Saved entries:
— Begin —

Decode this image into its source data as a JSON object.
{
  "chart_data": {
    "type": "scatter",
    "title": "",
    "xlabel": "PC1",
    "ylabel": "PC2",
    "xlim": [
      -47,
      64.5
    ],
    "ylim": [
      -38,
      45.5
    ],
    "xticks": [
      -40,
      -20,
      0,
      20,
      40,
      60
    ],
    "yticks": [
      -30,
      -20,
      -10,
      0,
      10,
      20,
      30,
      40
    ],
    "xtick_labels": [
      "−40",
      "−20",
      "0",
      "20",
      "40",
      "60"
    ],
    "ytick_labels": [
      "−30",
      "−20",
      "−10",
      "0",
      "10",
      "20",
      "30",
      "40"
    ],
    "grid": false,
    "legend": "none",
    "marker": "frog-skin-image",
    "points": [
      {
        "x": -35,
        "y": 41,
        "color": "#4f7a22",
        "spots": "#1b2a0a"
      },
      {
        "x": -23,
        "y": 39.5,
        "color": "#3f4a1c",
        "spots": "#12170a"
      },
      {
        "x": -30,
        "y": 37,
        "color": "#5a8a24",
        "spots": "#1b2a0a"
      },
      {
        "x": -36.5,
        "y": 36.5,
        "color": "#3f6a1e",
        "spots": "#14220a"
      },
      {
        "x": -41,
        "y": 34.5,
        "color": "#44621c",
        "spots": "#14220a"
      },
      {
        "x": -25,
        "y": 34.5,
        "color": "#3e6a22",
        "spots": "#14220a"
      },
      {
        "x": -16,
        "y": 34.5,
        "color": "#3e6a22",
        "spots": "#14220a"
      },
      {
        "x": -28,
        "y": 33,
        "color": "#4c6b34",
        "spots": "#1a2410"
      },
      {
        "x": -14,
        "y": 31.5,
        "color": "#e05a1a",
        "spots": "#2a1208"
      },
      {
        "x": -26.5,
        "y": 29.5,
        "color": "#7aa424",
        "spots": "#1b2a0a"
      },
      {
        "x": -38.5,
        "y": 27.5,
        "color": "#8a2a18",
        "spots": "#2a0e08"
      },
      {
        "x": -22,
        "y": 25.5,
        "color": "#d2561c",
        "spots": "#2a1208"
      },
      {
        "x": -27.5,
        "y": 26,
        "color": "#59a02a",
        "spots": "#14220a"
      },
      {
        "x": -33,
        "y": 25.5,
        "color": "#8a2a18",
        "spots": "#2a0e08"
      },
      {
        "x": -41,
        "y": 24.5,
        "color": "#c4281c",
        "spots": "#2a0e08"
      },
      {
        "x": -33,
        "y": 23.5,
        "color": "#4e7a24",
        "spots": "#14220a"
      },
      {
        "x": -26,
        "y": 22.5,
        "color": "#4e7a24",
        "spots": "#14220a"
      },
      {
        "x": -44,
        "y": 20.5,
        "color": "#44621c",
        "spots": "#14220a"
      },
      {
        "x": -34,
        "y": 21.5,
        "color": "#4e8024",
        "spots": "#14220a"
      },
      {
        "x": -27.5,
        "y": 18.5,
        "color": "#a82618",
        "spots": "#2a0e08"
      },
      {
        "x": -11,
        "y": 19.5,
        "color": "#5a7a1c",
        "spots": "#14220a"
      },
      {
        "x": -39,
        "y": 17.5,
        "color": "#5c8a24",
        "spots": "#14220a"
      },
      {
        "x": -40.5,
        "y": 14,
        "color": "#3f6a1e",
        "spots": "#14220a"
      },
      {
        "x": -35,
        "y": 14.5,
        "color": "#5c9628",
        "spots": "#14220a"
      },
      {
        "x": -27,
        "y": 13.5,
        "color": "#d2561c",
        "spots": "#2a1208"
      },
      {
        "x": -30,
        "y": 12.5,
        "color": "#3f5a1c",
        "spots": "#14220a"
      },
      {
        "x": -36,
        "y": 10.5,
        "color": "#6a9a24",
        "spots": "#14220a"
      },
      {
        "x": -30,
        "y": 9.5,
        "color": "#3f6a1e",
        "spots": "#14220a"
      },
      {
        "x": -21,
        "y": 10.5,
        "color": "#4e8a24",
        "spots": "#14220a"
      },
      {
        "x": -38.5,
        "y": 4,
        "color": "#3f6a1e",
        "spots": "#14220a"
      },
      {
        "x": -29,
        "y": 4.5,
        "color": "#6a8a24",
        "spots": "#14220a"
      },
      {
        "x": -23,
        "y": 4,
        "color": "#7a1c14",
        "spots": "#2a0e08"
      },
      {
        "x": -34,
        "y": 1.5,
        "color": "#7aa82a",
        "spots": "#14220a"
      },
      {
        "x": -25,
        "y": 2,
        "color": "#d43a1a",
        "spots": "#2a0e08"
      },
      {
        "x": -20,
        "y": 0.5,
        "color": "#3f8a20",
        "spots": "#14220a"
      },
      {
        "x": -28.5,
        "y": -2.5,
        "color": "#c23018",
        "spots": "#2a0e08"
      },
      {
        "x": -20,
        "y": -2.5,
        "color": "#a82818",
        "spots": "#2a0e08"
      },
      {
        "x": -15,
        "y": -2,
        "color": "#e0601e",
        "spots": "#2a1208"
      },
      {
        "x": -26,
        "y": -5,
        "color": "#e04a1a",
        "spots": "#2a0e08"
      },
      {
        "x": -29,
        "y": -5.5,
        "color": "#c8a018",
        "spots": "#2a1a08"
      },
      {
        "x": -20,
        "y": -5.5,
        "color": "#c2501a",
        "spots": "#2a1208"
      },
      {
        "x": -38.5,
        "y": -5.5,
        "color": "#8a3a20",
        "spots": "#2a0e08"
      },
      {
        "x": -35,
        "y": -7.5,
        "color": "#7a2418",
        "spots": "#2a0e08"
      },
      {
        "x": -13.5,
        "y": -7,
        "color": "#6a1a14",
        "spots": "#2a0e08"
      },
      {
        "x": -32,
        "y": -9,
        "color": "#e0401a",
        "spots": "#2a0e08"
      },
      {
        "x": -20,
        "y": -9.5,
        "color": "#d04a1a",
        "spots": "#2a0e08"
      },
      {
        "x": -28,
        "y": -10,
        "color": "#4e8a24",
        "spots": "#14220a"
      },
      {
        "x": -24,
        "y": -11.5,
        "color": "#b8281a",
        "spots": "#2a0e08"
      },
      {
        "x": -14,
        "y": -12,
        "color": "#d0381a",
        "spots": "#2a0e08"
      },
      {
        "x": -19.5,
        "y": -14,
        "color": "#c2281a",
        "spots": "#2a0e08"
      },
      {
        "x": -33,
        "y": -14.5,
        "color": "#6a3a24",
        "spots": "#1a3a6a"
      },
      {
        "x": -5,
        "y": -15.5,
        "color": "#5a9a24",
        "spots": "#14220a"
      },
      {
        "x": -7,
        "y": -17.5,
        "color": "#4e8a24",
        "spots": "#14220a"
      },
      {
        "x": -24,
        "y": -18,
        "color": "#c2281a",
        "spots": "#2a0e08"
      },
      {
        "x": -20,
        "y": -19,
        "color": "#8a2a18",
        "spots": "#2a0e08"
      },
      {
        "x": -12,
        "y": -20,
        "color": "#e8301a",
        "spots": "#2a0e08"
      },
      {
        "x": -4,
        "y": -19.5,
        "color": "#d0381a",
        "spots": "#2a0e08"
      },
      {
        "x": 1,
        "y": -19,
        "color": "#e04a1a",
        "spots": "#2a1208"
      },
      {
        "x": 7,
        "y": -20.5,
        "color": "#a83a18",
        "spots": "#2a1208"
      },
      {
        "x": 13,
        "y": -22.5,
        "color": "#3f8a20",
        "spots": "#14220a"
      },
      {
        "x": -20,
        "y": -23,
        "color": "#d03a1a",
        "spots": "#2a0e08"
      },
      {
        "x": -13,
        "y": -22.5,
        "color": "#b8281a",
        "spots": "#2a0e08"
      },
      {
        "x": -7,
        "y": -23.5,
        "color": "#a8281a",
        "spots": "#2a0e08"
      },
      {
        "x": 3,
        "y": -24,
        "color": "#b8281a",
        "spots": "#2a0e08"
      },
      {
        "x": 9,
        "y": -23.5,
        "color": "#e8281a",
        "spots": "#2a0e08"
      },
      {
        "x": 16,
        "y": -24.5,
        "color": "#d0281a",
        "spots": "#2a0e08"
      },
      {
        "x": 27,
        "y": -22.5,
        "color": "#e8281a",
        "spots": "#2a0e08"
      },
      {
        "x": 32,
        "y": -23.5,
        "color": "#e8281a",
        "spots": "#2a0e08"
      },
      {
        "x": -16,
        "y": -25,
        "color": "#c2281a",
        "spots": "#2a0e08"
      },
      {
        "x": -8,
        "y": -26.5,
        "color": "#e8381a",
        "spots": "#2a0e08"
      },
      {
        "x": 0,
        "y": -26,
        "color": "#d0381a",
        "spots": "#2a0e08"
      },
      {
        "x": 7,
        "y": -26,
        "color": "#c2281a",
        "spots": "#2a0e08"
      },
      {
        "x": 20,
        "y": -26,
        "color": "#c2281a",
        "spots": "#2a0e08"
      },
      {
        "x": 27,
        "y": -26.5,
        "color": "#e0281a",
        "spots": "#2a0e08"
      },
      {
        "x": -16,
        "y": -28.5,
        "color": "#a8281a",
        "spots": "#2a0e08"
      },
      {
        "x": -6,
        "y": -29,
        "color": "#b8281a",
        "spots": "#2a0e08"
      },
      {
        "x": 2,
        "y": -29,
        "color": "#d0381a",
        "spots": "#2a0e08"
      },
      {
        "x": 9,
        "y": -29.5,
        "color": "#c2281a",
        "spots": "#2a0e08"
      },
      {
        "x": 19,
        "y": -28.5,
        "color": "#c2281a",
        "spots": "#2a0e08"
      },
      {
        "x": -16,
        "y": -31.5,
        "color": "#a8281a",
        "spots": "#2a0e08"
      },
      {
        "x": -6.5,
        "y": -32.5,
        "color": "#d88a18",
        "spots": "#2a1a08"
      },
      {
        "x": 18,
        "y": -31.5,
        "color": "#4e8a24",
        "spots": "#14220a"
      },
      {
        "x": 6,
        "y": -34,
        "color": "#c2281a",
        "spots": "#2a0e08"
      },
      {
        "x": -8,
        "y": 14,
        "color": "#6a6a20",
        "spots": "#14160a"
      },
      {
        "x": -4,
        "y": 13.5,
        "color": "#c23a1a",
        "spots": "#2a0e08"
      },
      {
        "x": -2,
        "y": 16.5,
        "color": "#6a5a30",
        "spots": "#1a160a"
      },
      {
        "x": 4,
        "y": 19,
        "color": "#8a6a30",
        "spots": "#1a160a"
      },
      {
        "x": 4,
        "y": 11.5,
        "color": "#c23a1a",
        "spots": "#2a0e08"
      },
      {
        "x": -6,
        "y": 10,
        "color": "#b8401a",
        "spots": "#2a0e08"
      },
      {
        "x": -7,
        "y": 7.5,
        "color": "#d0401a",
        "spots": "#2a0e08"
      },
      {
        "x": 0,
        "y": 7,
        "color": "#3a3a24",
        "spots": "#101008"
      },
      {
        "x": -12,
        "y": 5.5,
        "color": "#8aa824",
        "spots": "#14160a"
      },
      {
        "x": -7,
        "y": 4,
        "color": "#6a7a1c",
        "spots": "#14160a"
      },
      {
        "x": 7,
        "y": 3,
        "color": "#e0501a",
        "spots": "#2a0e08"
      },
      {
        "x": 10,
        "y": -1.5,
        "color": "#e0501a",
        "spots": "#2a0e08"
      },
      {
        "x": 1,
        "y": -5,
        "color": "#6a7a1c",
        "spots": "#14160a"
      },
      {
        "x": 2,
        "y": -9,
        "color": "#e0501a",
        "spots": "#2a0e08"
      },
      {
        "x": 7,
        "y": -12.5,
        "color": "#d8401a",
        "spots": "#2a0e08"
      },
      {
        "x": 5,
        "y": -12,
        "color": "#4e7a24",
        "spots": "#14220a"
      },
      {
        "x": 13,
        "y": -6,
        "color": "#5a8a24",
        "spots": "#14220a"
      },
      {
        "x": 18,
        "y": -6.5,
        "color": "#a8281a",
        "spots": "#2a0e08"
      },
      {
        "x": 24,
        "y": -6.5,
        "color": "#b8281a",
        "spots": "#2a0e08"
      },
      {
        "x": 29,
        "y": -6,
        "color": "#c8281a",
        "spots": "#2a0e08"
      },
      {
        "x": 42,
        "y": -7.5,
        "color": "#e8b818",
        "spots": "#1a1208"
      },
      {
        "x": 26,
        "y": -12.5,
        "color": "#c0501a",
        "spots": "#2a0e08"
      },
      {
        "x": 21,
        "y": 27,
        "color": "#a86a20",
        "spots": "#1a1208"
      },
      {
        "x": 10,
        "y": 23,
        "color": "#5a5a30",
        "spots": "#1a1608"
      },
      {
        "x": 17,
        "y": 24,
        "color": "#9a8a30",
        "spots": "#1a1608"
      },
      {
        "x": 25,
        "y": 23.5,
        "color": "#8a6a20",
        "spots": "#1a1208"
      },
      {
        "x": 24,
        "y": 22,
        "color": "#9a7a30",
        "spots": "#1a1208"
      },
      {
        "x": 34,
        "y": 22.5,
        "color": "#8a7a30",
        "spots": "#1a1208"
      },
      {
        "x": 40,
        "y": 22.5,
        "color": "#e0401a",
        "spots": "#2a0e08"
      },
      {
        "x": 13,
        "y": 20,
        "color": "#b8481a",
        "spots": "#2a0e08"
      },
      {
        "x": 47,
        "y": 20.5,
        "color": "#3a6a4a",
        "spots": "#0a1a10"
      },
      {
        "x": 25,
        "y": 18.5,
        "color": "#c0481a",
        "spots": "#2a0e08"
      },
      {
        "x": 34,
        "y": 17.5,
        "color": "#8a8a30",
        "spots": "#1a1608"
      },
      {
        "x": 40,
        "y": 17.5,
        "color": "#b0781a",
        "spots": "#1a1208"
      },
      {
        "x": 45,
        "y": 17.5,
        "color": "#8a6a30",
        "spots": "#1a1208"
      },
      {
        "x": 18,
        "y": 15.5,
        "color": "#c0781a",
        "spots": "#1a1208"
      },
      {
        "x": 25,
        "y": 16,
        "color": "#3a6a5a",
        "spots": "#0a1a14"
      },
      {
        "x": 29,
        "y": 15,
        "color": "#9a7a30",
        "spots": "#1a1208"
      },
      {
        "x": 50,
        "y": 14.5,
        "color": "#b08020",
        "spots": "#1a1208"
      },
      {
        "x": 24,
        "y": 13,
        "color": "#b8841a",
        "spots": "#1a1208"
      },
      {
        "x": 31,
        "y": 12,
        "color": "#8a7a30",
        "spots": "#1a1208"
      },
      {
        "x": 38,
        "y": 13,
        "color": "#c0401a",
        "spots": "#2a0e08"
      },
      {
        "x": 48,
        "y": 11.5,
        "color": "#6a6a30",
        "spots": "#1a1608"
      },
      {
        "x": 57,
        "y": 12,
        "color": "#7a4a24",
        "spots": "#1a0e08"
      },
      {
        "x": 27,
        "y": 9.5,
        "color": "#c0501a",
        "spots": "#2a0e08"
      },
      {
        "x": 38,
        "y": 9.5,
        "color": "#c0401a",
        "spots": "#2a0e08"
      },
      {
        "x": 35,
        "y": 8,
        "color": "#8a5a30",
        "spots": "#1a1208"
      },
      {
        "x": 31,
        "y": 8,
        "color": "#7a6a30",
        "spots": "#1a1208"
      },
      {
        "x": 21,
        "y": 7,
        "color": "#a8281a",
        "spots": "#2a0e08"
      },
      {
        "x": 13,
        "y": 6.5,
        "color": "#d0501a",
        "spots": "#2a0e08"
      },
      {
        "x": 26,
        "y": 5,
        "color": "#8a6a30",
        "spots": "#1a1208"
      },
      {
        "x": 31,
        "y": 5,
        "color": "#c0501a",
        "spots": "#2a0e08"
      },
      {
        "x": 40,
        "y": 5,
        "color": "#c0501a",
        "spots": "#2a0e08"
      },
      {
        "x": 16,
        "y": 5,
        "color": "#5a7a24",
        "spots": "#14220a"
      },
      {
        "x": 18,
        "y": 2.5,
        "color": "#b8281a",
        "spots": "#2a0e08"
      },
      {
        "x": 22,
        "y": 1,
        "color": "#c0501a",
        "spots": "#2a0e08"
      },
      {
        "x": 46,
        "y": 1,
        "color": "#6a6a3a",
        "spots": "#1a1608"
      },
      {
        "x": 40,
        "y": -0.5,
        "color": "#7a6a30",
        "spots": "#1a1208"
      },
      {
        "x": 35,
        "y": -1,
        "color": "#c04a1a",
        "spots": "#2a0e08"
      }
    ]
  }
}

— End —

REQUIRED WORK: Copy each line of the preceding data that contains the string "image".

OUTPUT OF THE TASK:
Decode this image into its source data as a JSON object.
    "marker": "frog-skin-image",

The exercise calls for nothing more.